**What to produce**
Write the material out again exactly as it stands.

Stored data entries
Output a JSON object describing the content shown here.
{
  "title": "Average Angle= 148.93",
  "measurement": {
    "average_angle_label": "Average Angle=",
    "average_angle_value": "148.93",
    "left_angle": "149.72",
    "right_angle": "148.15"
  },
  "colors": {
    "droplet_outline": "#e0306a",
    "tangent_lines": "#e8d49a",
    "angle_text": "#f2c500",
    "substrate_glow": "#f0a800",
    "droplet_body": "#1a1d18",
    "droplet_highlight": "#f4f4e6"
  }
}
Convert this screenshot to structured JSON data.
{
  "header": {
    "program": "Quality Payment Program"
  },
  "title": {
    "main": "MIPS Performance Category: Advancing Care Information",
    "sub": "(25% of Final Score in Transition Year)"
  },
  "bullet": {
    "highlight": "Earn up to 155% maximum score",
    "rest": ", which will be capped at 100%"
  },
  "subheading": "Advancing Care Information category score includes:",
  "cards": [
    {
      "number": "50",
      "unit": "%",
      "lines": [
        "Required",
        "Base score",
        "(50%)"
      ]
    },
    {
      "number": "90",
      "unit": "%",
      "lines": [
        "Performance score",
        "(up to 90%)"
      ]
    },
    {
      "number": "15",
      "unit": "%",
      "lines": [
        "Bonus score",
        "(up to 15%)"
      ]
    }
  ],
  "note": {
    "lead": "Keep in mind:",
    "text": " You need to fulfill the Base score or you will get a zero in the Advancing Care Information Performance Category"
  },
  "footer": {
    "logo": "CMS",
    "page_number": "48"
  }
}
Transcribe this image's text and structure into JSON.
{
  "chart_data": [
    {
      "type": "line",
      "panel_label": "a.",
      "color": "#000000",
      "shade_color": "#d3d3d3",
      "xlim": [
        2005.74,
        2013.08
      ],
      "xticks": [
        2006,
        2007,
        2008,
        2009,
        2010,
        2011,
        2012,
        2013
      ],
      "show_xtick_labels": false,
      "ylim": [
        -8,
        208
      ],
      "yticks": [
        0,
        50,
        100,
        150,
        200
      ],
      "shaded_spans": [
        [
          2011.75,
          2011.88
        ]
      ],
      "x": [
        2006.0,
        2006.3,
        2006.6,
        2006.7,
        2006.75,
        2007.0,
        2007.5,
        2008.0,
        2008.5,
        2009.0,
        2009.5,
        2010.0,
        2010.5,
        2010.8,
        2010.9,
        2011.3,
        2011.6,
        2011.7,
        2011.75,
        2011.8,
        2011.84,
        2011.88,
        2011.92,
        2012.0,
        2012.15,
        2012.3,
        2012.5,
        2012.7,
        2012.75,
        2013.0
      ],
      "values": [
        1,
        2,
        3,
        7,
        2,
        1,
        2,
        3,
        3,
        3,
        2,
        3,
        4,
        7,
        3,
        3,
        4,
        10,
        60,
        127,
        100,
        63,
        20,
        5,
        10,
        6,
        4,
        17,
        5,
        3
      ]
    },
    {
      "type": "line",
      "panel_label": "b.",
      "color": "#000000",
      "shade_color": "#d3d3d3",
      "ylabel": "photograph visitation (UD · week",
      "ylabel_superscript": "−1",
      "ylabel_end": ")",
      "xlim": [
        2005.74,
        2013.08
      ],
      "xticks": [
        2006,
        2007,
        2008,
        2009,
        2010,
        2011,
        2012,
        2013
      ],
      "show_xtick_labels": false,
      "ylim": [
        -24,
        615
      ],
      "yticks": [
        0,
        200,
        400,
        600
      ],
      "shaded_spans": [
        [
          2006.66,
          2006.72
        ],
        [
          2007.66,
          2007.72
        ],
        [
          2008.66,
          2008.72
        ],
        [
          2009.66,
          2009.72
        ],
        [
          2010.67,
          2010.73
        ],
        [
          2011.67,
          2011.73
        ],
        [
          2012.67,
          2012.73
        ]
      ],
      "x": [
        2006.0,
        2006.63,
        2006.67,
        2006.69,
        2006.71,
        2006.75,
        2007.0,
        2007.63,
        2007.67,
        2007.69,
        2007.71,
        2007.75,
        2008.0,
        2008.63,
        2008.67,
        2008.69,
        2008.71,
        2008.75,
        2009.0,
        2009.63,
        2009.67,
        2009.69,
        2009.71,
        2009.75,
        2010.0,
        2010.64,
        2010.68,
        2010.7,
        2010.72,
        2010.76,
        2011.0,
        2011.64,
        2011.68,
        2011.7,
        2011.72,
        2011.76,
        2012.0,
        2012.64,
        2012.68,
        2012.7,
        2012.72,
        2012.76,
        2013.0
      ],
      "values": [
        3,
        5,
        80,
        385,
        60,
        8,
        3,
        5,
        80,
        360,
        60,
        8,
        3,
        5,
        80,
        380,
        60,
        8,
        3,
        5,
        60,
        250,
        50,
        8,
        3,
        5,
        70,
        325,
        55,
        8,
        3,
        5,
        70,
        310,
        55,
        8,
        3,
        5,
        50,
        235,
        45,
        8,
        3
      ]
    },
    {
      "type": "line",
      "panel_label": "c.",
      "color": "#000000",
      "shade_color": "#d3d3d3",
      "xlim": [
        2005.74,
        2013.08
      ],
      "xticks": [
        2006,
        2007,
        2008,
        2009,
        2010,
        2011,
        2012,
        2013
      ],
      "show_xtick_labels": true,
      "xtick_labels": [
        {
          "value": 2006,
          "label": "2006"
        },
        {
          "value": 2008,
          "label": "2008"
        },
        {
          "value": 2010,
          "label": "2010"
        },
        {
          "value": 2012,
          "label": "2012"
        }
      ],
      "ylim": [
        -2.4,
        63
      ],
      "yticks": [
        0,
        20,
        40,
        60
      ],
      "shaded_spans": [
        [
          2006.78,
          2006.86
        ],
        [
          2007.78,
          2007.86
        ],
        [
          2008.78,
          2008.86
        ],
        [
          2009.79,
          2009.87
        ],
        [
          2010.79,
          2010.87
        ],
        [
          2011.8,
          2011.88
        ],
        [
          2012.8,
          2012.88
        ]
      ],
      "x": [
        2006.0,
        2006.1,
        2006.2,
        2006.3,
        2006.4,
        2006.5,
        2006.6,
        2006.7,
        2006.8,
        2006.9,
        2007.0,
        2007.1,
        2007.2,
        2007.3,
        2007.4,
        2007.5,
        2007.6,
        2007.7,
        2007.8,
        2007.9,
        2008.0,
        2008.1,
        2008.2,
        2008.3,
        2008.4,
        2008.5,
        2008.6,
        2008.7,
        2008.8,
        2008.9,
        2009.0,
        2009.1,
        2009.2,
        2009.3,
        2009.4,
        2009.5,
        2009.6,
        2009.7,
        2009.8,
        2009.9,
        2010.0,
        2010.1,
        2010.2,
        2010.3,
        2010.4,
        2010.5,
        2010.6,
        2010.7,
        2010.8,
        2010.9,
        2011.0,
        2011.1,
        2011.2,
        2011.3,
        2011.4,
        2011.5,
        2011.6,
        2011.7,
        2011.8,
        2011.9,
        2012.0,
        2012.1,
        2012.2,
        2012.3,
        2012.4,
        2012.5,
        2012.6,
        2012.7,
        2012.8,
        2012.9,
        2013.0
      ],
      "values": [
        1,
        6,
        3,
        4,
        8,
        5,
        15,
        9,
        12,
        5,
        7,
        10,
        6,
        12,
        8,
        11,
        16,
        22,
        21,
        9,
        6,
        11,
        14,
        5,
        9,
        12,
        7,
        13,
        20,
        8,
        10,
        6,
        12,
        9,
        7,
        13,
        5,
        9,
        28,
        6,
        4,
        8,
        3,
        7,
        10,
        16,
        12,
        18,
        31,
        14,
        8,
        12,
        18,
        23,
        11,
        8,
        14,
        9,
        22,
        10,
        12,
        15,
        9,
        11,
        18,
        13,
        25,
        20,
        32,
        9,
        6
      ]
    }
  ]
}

**Reply to the exercise**
Output a JSON object describing the content shown here.
{
  "title": "Average Angle= 148.93",
  "measurement": {
    "average_angle_label": "Average Angle=",
    "average_angle_value": "148.93",
    "left_angle": "149.72",
    "right_angle": "148.15"
  },
  "colors": {
    "droplet_outline": "#e0306a",
    "tangent_lines": "#e8d49a",
    "angle_text": "#f2c500",
    "substrate_glow": "#f0a800",
    "droplet_body": "#1a1d18",
    "droplet_highlight": "#f4f4e6"
  }
}
Convert this screenshot to structured JSON data.
{
  "header": {
    "program": "Quality Payment Program"
  },
  "title": {
    "main": "MIPS Performance Category: Advancing Care Information",
    "sub": "(25% of Final Score in Transition Year)"
  },
  "bullet": {
    "highlight": "Earn up to 155% maximum score",
    "rest": ", which will be capped at 100%"
  },
  "subheading": "Advancing Care Information category score includes:",
  "cards": [
    {
      "number": "50",
      "unit": "%",
      "lines": [
        "Required",
        "Base score",
        "(50%)"
      ]
    },
    {
      "number": "90",
      "unit": "%",
      "lines": [
        "Performance score",
        "(up to 90%)"
      ]
    },
    {
      "number": "15",
      "unit": "%",
      "lines": [
        "Bonus score",
        "(up to 15%)"
      ]
    }
  ],
  "note": {
    "lead": "Keep in mind:",
    "text": " You need to fulfill the Base score or you will get a zero in the Advancing Care Information Performance Category"
  },
  "footer": {
    "logo": "CMS",
    "page_number": "48"
  }
}
Transcribe this image's text and structure into JSON.
{
  "chart_data": [
    {
      "type": "line",
      "panel_label": "a.",
      "color": "#000000",
      "shade_color": "#d3d3d3",
      "xlim": [
        2005.74,
        2013.08
      ],
      "xticks": [
        2006,
        2007,
        2008,
        2009,
        2010,
        2011,
        2012,
        2013
      ],
      "show_xtick_labels": false,
      "ylim": [
        -8,
        208
      ],
      "yticks": [
        0,
        50,
        100,
        150,
        200
      ],
      "shaded_spans": [
        [
          2011.75,
          2011.88
        ]
      ],
      "x": [
        2006.0,
        2006.3,
        2006.6,
        2006.7,
        2006.75,
        2007.0,
        2007.5,
        2008.0,
        2008.5,
        2009.0,
        2009.5,
        2010.0,
        2010.5,
        2010.8,
        2010.9,
        2011.3,
        2011.6,
        2011.7,
        2011.75,
        2011.8,
        2011.84,
        2011.88,
        2011.92,
        2012.0,
        2012.15,
        2012.3,
        2012.5,
        2012.7,
        2012.75,
        2013.0
      ],
      "values": [
        1,
        2,
        3,
        7,
        2,
        1,
        2,
        3,
        3,
        3,
        2,
        3,
        4,
        7,
        3,
        3,
        4,
        10,
        60,
        127,
        100,
        63,
        20,
        5,
        10,
        6,
        4,
        17,
        5,
        3
      ]
    },
    {
      "type": "line",
      "panel_label": "b.",
      "color": "#000000",
      "shade_color": "#d3d3d3",
      "ylabel": "photograph visitation (UD · week",
      "ylabel_superscript": "−1",
      "ylabel_end": ")",
      "xlim": [
        2005.74,
        2013.08
      ],
      "xticks": [
        2006,
        2007,
        2008,
        2009,
        2010,
        2011,
        2012,
        2013
      ],
      "show_xtick_labels": false,
      "ylim": [
        -24,
        615
      ],
      "yticks": [
        0,
        200,
        400,
        600
      ],
      "shaded_spans": [
        [
          2006.66,
          2006.72
        ],
        [
          2007.66,
          2007.72
        ],
        [
          2008.66,
          2008.72
        ],
        [
          2009.66,
          2009.72
        ],
        [
          2010.67,
          2010.73
        ],
        [
          2011.67,
          2011.73
        ],
        [
          2012.67,
          2012.73
        ]
      ],
      "x": [
        2006.0,
        2006.63,
        2006.67,
        2006.69,
        2006.71,
        2006.75,
        2007.0,
        2007.63,
        2007.67,
        2007.69,
        2007.71,
        2007.75,
        2008.0,
        2008.63,
        2008.67,
        2008.69,
        2008.71,
        2008.75,
        2009.0,
        2009.63,
        2009.67,
        2009.69,
        2009.71,
        2009.75,
        2010.0,
        2010.64,
        2010.68,
        2010.7,
        2010.72,
        2010.76,
        2011.0,
        2011.64,
        2011.68,
        2011.7,
        2011.72,
        2011.76,
        2012.0,
        2012.64,
        2012.68,
        2012.7,
        2012.72,
        2012.76,
        2013.0
      ],
      "values": [
        3,
        5,
        80,
        385,
        60,
        8,
        3,
        5,
        80,
        360,
        60,
        8,
        3,
        5,
        80,
        380,
        60,
        8,
        3,
        5,
        60,
        250,
        50,
        8,
        3,
        5,
        70,
        325,
        55,
        8,
        3,
        5,
        70,
        310,
        55,
        8,
        3,
        5,
        50,
        235,
        45,
        8,
        3
      ]
    },
    {
      "type": "line",
      "panel_label": "c.",
      "color": "#000000",
      "shade_color": "#d3d3d3",
      "xlim": [
        2005.74,
        2013.08
      ],
      "xticks": [
        2006,
        2007,
        2008,
        2009,
        2010,
        2011,
        2012,
        2013
      ],
      "show_xtick_labels": true,
      "xtick_labels": [
        {
          "value": 2006,
          "label": "2006"
        },
        {
          "value": 2008,
          "label": "2008"
        },
        {
          "value": 2010,
          "label": "2010"
        },
        {
          "value": 2012,
          "label": "2012"
        }
      ],
      "ylim": [
        -2.4,
        63
      ],
      "yticks": [
        0,
        20,
        40,
        60
      ],
      "shaded_spans": [
        [
          2006.78,
          2006.86
        ],
        [
          2007.78,
          2007.86
        ],
        [
          2008.78,
          2008.86
        ],
        [
          2009.79,
          2009.87
        ],
        [
          2010.79,
          2010.87
        ],
        [
          2011.8,
          2011.88
        ],
        [
          2012.8,
          2012.88
        ]
      ],
      "x": [
        2006.0,
        2006.1,
        2006.2,
        2006.3,
        2006.4,
        2006.5,
        2006.6,
        2006.7,
        2006.8,
        2006.9,
        2007.0,
        2007.1,
        2007.2,
        2007.3,
        2007.4,
        2007.5,
        2007.6,
        2007.7,
        2007.8,
        2007.9,
        2008.0,
        2008.1,
        2008.2,
        2008.3,
        2008.4,
        2008.5,
        2008.6,
        2008.7,
        2008.8,
        2008.9,
        2009.0,
        2009.1,
        2009.2,
        2009.3,
        2009.4,
        2009.5,
        2009.6,
        2009.7,
        2009.8,
        2009.9,
        2010.0,
        2010.1,
        2010.2,
        2010.3,
        2010.4,
        2010.5,
        2010.6,
        2010.7,
        2010.8,
        2010.9,
        2011.0,
        2011.1,
        2011.2,
        2011.3,
        2011.4,
        2011.5,
        2011.6,
        2011.7,
        2011.8,
        2011.9,
        2012.0,
        2012.1,
        2012.2,
        2012.3,
        2012.4,
        2012.5,
        2012.6,
        2012.7,
        2012.8,
        2012.9,
        2013.0
      ],
      "values": [
        1,
        6,
        3,
        4,
        8,
        5,
        15,
        9,
        12,
        5,
        7,
        10,
        6,
        12,
        8,
        11,
        16,
        22,
        21,
        9,
        6,
        11,
        14,
        5,
        9,
        12,
        7,
        13,
        20,
        8,
        10,
        6,
        12,
        9,
        7,
        13,
        5,
        9,
        28,
        6,
        4,
        8,
        3,
        7,
        10,
        16,
        12,
        18,
        31,
        14,
        8,
        12,
        18,
        23,
        11,
        8,
        14,
        9,
        22,
        10,
        12,
        15,
        9,
        11,
        18,
        13,
        25,
        20,
        32,
        9,
        6
      ]
    }
  ]
}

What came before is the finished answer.